By 1990, this ideal was in jeopardy. Scientific American had begun to shift direction, becoming more about the world of science, rather than of, by, and for it. Then American Scientist had an existential crisis. When Sigma Xi moved its headquarters from New Haven to North Carolina, the magazine’s editorial staff, with longstanding ties to the Yale community, elected not to come along. I became the new editor and assembled a crew of talented, creative people drawn about equally from the world of publishing and the world of science. There were some dicey moments in the early days—our first issue was more than two months late—but the conversation went on, and it continues today, 25 years later. Although the magazine has changed in many ways, it remains true to the original vision—a channel of communication binding together the various sciences and a larger public.

My tenure as editor was brief, and I must leave it to my successors to tell the rest of the story of the magazine’s progress. I have had a much longer run as the author of the Computing Science column, but that association is also now coming to an end. You will find a few personal reflections appended to my final column in this issue. —Brian Hayes, Editor 1990–1992

Rosalind Reid


A FEW MORE THINGS MUST BE SAID about Brian Hayes’s editorship.

When I slid into the editor’s chair in 1992, the magazine had not merely been restarted; it had been rethought and retooled for the technology-driven age. New contributors and advisors ensured that the scientific conversation in our feature-article and Scientists’ Bookshelf pages remained provocative and up-to-date. Most significant among Brian’s finds was Henry Petroski, whose superb storytelling has given engineering its proper front-row seat in Sigma Xi’s magazine.

> Material:
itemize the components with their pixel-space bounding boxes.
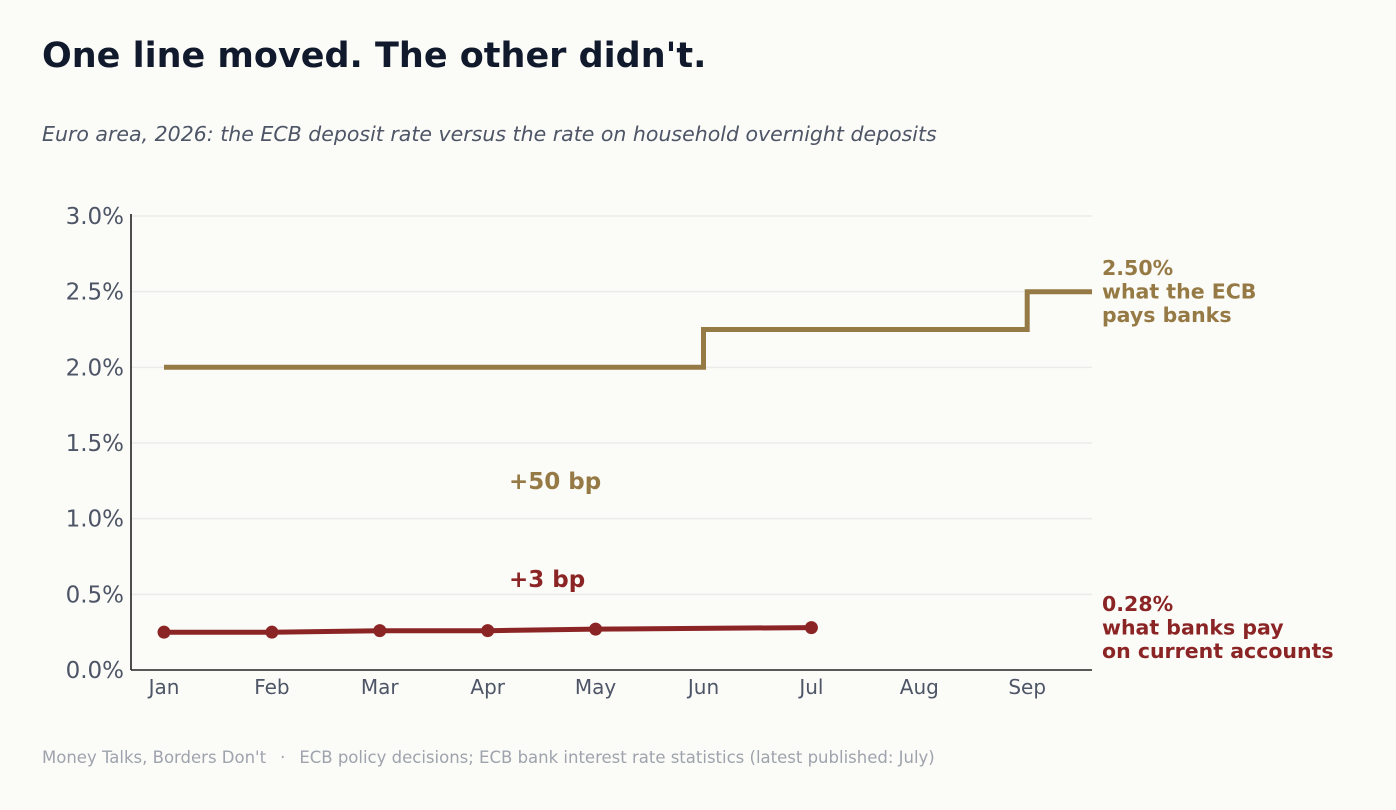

> Short problem: Reproduce the entire passage on the magazine's editorship, word for word and with no changes.

> Exercise result:
By 1990, this ideal was in jeopardy. Scientific American had begun to shift direction, becoming more about the world of science, rather than of, by, and for it. Then American Scientist had an existential crisis. When Sigma Xi moved its headquarters from New Haven to North Carolina, the magazine’s editorial staff, with longstanding ties to the Yale community, elected not to come along. I became the new editor and assembled a crew of talented, creative people drawn about equally from the world of publishing and the world of science. There were some dicey moments in the early days—our first issue was more than two months late—but the conversation went on, and it continues today, 25 years later. Although the magazine has changed in many ways, it remains true to the original vision—a channel of communication binding together the various sciences and a larger public.

My tenure as editor was brief, and I must leave it to my successors to tell the rest of the story of the magazine’s progress. I have had a much longer run as the author of the Computing Science column, but that association is also now coming to an end. You will find a few personal reflections appended to my final column in this issue. —Brian Hayes, Editor 1990–1992

Rosalind Reid


A FEW MORE THINGS MUST BE SAID about Brian Hayes’s editorship.

When I slid into the editor’s chair in 1992, the magazine had not merely been restarted; it had been rethought and retooled for the technology-driven age. New contributors and advisors ensured that the scientific conversation in our feature-article and Scientists’ Bookshelf pages remained provocative and up-to-date. Most significant among Brian’s finds was Henry Petroski, whose superb storytelling has given engineering its proper front-row seat in Sigma Xi’s magazine.